| What is needed |
Answer these from the case summary:
(a) How many contraventions of s. 58(b) was the defendant charged with?
(b) Which travel agent received the payments for the holiday?
(c) Which alteration to the itinerary was held to have been sufficiently brought to the attention of the consumers at relevant times?

| Document segment |
Trade Practices Act 1974 s.58(b), s.79.
Trade Practices - Consumer protection - Accepting payment for services - Intention to supply materially different services - Change of holiday tour itinerary after issue of brochure - Purchase of tour - Terms of contract - Payments made to travel agent - Whether authority to accept - Whether deposit "payment or other consideration" - Whether services materially different - Payment from one person on behalf of two - Only one acceptance - Penalty - Costs - Trade Practices Act 1974 (Cth), ss. 58(b), 79, 84(2). The defendant, which operated a substantial business in the travel industry, was charged with six contraventions of s. 58(b) of the Trade Practices Act 1974 in that it had accepted payment for services when at the time of such acceptance it intended to supply materially different services. The defendant distributed to the public a brochure setting out details of tours it offered for sale. In respect of one tour, the Swingaway Asia Group Holiday G.P.E., it subsequently altered the itinerary both as to the date of departure and the time spent in Singapore but it did not alter the brochure. One C. paid for that holiday for herself and her mother (both of whom are referred to as the consumers) by deposit on 9th and 10th May, 1979, and as to the purchase price on 18th and 31st May, 1979. These payments were made to Jetset Tours a travel agent.
Held: (1) Section 58(b) of the Act refers to services which at the relevant time the consumers could reasonably expect to receive and in respect of which they made their payments. In so far as there was any uncertainty the services to be provided would be a matter for objective determination by the court.
Smith v. Hughes (1871), LR 6 QB 597, referred to.
Meaning of the word "accept" in s. 58(b) discussed.
(2) The court had to decide whether the alterations to the itinerary as shown in the brochure were sufficiently brought to the attention of the consumers at the relevant time, as, if they had been, the services for which they paid would have been amended.
(3)(a) The alteration to the departure date had been sufficiently brought to the attention of the consumers at relevant times. (b) The alteration to the itinerary in respect of loss of time in Singapore had not been sufficiently brought to the attention of the consumers at the time of the payments made on 9th, 10th and 18th May, 1979. A doubt existed in respect of the position on 31st May, 1979, and the information pertaining to that date would be dismissed.
(4) Although the payments had been made to Jetset Tours, in the circumstances this amounted to receipt by the defendant as there was sufficient evidence of implied authority in Jetset Tours to accept such payments.
(5) The payments by way of deposit received by the defendant were payments for services within s. 58(b) of the Act.
Brien v. Dwyer (1978), 141 CLR 380, referred to.

| Listing |
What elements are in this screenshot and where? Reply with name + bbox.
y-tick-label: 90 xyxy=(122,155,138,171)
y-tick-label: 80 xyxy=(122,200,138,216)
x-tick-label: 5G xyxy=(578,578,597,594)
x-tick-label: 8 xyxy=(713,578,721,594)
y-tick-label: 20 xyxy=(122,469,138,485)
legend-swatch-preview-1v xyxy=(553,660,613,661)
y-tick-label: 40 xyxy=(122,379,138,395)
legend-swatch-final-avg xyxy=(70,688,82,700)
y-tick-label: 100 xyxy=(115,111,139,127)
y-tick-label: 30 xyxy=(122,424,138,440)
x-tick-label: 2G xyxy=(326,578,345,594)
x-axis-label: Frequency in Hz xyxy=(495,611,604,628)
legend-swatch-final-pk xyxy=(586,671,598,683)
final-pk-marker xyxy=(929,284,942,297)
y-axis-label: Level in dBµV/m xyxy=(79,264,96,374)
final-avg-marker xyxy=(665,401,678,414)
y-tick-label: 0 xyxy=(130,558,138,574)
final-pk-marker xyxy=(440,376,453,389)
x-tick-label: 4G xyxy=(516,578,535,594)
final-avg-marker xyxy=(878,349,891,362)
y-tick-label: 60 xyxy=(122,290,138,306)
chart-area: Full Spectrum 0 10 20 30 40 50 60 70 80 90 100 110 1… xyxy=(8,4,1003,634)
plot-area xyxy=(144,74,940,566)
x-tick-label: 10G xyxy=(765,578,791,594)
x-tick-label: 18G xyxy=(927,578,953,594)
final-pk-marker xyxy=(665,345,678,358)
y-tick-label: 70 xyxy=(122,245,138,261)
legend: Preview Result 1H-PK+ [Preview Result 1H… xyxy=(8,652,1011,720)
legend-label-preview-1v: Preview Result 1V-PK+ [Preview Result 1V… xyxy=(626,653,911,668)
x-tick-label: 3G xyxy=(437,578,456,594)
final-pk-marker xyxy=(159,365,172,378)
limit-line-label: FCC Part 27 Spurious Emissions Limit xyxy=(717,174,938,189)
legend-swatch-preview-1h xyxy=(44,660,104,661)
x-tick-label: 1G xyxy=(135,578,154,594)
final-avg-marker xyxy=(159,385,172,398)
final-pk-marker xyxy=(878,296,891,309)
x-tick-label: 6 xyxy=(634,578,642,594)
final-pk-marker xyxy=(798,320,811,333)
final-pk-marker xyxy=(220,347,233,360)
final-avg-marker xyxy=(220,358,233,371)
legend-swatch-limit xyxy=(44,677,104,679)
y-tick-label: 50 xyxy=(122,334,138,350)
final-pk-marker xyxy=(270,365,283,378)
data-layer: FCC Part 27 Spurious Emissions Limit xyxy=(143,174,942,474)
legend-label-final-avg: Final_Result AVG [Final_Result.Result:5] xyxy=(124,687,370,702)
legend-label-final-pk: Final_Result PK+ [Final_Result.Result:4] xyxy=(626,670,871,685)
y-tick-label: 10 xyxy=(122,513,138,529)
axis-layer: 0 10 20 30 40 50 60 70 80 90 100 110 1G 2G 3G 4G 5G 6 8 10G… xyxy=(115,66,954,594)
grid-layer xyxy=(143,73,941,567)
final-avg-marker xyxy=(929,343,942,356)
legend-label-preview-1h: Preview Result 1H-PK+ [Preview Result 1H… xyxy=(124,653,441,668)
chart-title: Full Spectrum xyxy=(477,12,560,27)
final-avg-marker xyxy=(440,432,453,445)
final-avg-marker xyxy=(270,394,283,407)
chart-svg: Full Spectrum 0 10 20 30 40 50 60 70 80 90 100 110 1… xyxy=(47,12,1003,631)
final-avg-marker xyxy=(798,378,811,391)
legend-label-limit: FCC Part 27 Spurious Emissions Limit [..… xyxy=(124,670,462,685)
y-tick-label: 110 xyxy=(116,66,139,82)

| Completed exercise |
(a) Six.
(b) Jetset Tours.
(c) The alteration to the departure date.